- **Objective**
Across the listing below, how many lines hold "Gdybym"? Reply with the number by itself.

- **Data rows**
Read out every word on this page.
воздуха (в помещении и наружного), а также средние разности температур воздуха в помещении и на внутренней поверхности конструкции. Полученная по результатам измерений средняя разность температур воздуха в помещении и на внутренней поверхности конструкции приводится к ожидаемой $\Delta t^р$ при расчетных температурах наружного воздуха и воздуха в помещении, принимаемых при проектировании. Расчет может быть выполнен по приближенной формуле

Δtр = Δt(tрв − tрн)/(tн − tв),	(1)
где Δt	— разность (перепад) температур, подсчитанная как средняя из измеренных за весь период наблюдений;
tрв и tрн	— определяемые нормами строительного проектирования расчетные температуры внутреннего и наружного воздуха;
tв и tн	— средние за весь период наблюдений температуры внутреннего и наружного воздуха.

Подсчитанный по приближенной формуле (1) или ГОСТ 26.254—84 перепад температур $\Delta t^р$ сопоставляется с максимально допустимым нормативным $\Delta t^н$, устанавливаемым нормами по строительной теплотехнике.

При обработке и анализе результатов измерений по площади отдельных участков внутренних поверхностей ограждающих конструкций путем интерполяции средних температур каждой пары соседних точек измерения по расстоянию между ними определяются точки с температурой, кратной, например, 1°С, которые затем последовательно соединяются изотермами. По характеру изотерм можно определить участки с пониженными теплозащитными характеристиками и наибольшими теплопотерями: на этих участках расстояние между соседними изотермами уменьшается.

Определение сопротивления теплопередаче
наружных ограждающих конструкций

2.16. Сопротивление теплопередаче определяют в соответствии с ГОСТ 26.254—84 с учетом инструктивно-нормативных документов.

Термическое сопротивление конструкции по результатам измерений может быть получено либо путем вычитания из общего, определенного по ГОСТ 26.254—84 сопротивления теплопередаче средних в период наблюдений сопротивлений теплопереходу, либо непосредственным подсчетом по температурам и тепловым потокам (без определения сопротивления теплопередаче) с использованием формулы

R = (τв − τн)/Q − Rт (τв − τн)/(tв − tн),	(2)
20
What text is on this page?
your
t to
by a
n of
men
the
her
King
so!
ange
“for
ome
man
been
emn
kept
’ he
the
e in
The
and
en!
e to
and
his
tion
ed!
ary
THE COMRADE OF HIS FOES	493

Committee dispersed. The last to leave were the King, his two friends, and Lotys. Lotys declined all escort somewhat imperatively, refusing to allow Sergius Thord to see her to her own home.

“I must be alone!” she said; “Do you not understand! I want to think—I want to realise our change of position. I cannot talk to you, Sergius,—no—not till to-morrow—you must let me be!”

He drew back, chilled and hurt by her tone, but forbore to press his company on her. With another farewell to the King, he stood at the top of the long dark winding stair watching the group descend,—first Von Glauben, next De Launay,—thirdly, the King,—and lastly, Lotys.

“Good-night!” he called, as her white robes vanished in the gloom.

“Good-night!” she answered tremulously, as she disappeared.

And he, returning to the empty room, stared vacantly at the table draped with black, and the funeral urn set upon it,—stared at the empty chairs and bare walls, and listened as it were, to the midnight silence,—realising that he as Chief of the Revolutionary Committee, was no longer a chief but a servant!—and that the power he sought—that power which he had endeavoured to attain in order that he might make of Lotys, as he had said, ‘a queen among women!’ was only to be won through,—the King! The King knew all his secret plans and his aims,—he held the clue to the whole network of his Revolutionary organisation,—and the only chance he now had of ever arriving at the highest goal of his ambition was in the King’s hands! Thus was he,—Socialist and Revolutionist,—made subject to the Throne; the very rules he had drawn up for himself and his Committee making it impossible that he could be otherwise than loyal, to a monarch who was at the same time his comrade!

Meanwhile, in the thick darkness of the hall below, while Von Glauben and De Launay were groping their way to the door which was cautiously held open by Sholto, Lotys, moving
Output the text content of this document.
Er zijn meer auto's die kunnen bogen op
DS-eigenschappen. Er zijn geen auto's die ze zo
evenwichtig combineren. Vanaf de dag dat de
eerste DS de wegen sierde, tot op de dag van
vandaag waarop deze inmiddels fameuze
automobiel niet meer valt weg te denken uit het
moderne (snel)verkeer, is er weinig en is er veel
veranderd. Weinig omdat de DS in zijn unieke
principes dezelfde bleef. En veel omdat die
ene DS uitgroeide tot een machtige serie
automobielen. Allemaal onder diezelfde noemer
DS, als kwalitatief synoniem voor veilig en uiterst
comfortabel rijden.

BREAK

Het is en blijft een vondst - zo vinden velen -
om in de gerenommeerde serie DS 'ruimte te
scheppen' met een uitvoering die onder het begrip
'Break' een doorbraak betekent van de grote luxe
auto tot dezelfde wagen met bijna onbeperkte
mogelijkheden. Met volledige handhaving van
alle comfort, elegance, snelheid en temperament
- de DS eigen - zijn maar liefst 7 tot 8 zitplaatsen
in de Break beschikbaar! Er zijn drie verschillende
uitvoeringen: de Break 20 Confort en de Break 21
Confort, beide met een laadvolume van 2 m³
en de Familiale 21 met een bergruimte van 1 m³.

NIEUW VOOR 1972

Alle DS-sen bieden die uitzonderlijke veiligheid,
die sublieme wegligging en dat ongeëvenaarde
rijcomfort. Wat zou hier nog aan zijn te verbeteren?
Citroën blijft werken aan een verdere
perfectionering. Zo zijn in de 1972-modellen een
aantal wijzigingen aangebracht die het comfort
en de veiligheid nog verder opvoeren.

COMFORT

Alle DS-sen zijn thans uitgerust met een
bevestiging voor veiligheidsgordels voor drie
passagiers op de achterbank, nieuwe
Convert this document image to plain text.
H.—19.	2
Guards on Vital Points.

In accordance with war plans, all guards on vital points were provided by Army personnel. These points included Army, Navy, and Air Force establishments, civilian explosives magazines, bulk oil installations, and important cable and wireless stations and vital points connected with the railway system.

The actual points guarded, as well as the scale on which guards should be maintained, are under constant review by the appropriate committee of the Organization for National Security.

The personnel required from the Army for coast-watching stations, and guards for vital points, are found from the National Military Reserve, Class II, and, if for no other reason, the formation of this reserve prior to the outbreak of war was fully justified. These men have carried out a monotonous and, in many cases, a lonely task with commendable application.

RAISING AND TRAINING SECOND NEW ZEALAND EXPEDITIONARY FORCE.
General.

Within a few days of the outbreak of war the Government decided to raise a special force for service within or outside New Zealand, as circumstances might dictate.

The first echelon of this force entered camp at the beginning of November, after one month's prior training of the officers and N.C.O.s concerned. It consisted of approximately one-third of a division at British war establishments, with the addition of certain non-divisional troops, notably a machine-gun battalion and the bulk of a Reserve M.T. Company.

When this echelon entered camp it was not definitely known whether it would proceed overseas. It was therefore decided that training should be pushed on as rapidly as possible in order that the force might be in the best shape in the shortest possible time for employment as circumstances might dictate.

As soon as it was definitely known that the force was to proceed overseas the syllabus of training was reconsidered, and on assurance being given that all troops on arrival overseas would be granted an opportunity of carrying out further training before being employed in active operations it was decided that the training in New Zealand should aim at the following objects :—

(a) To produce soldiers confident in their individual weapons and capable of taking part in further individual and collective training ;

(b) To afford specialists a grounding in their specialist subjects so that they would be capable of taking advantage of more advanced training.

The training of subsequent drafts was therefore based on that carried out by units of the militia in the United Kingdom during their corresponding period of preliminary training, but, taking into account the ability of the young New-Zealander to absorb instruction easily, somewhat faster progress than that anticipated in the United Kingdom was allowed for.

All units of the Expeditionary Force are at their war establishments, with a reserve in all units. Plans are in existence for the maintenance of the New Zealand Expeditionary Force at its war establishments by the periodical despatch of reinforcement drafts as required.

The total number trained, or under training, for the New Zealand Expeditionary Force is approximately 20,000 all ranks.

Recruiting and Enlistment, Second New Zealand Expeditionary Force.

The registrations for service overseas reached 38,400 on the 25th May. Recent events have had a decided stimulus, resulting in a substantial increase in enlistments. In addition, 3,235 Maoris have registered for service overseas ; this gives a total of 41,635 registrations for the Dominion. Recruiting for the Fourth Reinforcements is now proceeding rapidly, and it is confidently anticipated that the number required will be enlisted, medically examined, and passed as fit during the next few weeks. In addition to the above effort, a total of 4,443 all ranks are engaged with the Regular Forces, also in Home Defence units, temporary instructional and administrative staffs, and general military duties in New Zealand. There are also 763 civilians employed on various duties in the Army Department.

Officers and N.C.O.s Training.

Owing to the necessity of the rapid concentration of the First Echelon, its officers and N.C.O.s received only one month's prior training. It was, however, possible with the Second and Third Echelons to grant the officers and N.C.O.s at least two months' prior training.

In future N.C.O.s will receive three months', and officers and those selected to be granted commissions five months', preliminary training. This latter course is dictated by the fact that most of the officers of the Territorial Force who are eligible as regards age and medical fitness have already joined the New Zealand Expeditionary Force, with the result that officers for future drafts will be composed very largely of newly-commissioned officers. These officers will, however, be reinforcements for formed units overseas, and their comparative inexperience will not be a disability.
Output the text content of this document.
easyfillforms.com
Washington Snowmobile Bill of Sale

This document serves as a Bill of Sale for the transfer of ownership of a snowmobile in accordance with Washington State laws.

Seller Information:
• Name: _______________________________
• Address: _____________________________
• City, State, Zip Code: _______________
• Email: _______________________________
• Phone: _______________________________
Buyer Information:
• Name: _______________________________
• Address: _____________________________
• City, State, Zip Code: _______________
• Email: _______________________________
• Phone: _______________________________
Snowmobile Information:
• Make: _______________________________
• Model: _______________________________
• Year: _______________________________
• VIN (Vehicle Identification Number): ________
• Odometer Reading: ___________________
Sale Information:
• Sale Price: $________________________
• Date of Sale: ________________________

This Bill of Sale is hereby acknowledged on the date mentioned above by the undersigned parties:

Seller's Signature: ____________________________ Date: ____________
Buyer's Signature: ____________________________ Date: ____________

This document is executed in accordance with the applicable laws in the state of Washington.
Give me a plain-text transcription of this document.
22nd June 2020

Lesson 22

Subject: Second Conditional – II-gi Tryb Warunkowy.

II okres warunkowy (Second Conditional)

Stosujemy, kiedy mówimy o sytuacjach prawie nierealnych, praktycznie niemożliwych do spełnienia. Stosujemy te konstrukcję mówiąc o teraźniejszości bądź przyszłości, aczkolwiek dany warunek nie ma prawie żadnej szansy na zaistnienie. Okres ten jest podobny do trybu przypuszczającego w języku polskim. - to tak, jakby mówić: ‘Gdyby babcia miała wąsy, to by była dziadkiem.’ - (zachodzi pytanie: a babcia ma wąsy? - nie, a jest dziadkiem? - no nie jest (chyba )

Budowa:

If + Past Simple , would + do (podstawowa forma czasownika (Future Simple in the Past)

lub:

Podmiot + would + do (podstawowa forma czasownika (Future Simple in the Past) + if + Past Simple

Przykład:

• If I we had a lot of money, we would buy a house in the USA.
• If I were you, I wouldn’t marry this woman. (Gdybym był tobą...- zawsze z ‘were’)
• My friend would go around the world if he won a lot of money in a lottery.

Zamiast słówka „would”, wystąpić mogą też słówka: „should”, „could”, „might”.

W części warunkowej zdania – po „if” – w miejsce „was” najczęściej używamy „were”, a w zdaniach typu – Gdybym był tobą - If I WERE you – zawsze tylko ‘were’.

- **Exercise solution**
2